### TASK TO COMPLETE
Pull out every line with the word "仔细履行岗位职责".

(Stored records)
┄┄┄┄┄┄┄┄┄┄┄┄┄┄┄┄┄┄┄┄
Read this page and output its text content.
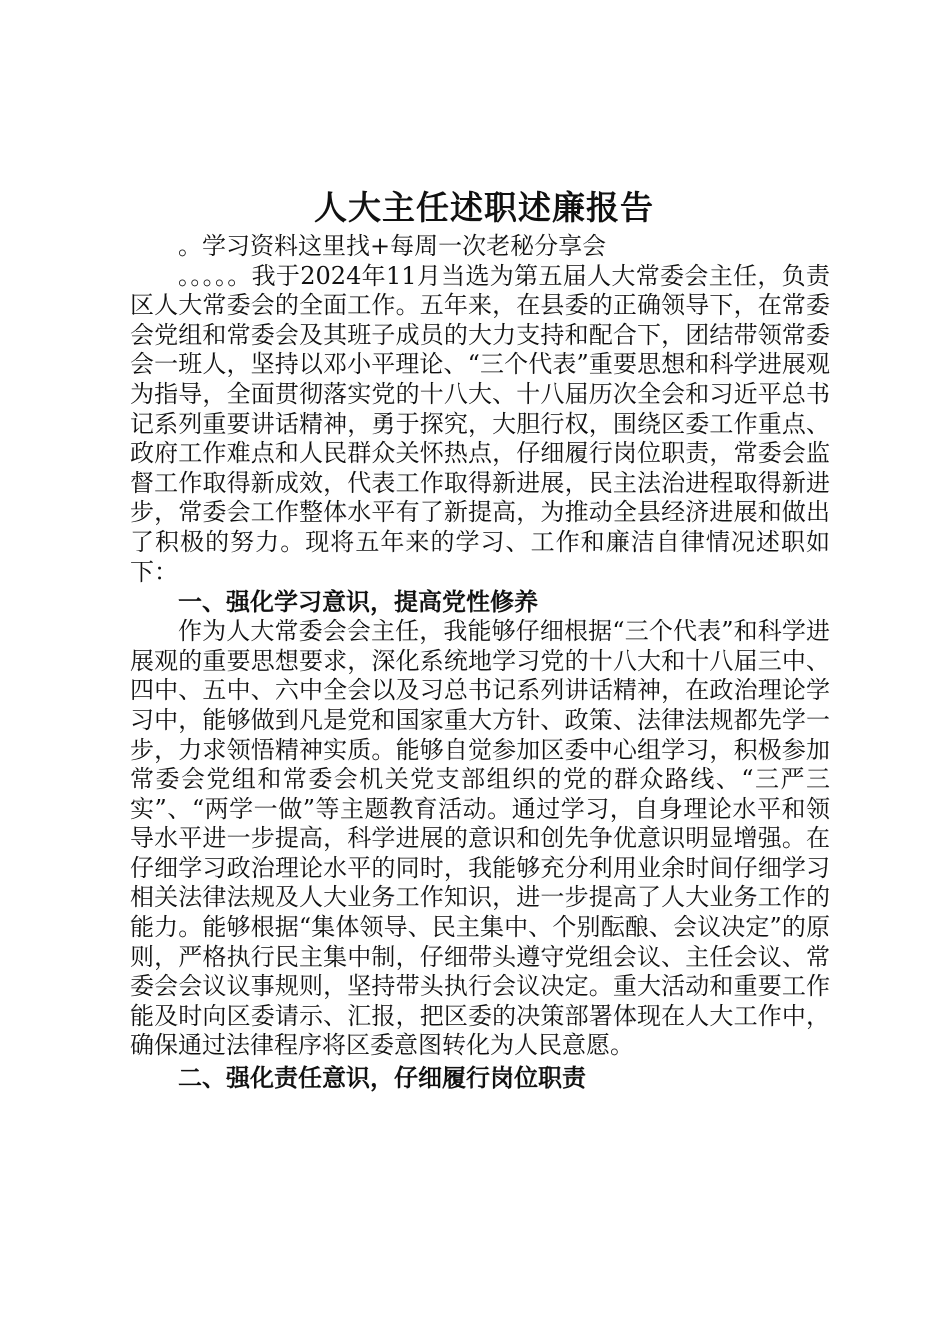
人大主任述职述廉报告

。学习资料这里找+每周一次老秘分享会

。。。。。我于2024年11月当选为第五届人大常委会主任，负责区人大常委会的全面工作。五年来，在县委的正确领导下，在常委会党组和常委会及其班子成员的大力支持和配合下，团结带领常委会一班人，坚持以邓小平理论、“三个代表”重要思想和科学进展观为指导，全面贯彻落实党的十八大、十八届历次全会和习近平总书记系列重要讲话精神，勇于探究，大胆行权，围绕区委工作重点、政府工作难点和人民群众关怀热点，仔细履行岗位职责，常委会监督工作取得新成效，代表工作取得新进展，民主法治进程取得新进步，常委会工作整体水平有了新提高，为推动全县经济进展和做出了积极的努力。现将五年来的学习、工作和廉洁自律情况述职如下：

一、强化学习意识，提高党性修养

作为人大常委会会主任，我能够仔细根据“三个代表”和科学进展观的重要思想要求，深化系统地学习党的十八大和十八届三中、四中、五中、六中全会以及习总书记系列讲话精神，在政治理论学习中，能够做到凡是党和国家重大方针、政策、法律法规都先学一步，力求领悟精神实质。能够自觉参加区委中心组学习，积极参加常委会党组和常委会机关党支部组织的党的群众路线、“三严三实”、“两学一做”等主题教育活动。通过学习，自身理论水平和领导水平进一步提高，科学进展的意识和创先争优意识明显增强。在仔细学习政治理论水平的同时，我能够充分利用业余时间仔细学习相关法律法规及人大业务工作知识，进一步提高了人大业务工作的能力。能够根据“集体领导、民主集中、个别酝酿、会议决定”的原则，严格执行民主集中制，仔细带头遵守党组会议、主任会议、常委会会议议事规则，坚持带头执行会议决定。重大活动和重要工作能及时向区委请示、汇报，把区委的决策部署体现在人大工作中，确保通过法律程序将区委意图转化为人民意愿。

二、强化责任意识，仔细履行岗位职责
┄┄┄┄┄┄┄┄┄┄┄┄┄┄┄┄┄┄┄┄
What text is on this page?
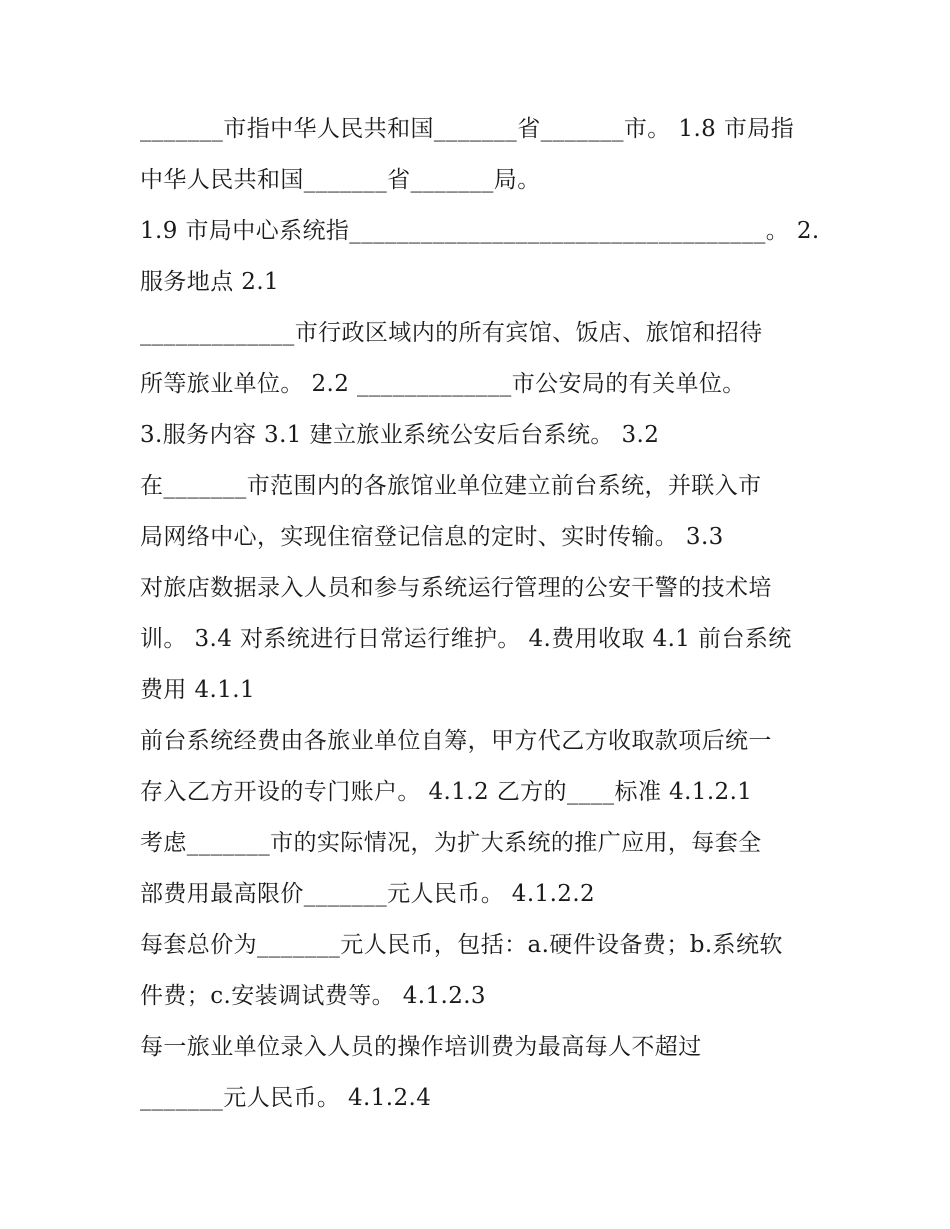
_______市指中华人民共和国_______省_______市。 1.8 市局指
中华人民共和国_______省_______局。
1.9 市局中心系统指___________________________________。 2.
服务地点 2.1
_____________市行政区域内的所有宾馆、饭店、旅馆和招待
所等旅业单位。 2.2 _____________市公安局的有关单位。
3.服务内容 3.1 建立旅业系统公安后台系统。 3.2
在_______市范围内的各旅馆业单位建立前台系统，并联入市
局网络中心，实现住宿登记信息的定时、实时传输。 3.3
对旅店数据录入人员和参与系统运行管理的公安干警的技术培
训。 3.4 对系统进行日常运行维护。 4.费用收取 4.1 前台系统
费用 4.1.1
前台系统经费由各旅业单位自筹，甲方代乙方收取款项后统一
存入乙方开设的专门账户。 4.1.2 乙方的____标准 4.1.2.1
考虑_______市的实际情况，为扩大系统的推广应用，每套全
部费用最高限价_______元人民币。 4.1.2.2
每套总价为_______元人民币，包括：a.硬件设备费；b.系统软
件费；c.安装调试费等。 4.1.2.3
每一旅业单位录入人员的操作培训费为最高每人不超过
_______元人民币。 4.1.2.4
┄┄┄┄┄┄┄┄┄┄┄┄┄┄┄┄┄┄┄┄
### ANSWER TO THIS TASK
。。。。。我于2024年11月当选为第五届人大常委会主任，负责区人大常委会的全面工作。五年来，在县委的正确领导下，在常委会党组和常委会及其班子成员的大力支持和配合下，团结带领常委会一班人，坚持以邓小平理论、“三个代表”重要思想和科学进展观为指导，全面贯彻落实党的十八大、十八届历次全会和习近平总书记系列重要讲话精神，勇于探究，大胆行权，围绕区委工作重点、政府工作难点和人民群众关怀热点，仔细履行岗位职责，常委会监督工作取得新成效，代表工作取得新进展，民主法治进程取得新进步，常委会工作整体水平有了新提高，为推动全县经济进展和做出了积极的努力。现将五年来的学习、工作和廉洁自律情况述职如下：
二、强化责任意识，仔细履行岗位职责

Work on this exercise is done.